• EXERCISE REQUIREMENTS: Output a single figure: the number of lines in which the word "Persekolahan" appears.

::::::::::

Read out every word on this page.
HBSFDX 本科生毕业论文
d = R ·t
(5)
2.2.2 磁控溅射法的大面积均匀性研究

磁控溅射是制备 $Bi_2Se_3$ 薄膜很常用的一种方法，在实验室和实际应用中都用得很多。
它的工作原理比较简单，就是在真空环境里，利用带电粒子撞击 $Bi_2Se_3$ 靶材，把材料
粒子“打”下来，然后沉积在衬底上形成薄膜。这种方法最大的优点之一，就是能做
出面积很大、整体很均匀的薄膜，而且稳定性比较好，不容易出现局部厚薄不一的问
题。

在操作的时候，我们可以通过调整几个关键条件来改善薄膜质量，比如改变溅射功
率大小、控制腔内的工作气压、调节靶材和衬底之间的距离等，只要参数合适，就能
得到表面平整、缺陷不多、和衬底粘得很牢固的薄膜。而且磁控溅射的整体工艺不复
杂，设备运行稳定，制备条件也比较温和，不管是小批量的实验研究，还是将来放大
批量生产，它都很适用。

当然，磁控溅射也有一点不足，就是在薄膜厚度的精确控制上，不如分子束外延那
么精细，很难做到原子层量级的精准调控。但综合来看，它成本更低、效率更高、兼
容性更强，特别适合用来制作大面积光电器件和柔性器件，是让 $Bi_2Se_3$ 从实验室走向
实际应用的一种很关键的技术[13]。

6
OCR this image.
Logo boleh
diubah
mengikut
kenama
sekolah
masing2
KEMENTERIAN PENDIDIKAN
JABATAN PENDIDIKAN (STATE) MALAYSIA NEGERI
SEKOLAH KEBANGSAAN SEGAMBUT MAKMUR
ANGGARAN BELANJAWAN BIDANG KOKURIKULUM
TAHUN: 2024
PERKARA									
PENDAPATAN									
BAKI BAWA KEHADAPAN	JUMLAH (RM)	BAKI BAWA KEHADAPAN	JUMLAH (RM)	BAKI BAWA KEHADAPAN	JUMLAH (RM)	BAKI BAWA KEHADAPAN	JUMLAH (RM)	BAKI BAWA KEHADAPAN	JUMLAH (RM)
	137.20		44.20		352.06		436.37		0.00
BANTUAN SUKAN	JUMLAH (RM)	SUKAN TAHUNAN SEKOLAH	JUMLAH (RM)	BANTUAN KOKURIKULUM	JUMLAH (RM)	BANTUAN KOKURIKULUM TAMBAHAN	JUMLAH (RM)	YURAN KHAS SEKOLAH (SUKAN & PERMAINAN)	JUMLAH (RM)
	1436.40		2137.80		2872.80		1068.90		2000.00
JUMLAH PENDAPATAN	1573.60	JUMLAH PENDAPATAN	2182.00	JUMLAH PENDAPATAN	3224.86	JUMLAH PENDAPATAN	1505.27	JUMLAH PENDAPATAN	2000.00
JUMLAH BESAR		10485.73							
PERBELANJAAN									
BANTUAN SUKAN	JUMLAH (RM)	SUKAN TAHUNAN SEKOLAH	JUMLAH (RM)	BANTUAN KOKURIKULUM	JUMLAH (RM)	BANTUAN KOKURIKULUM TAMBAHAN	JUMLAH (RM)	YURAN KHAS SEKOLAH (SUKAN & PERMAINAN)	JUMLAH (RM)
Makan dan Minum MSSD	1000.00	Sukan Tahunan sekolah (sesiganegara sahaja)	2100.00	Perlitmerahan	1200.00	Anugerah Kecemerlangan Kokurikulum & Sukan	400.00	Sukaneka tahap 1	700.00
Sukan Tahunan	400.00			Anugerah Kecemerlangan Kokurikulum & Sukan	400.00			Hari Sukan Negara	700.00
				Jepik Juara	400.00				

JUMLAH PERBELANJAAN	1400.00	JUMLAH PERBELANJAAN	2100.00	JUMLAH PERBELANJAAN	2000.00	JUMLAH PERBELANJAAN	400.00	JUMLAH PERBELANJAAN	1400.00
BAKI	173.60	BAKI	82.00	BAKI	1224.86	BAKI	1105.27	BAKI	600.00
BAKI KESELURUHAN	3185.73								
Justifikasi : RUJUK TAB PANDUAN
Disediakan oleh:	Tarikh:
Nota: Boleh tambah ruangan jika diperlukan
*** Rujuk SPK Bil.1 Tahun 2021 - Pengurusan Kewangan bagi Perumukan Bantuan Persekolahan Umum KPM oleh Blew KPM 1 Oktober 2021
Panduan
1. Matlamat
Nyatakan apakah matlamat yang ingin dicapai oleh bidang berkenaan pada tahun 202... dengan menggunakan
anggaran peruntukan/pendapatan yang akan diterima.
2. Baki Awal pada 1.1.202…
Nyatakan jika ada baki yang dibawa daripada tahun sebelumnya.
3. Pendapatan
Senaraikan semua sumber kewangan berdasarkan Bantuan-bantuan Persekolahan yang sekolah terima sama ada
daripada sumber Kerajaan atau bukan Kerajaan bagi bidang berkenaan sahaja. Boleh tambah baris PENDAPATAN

::::::::::

• EXERCISE OUTPUT: 2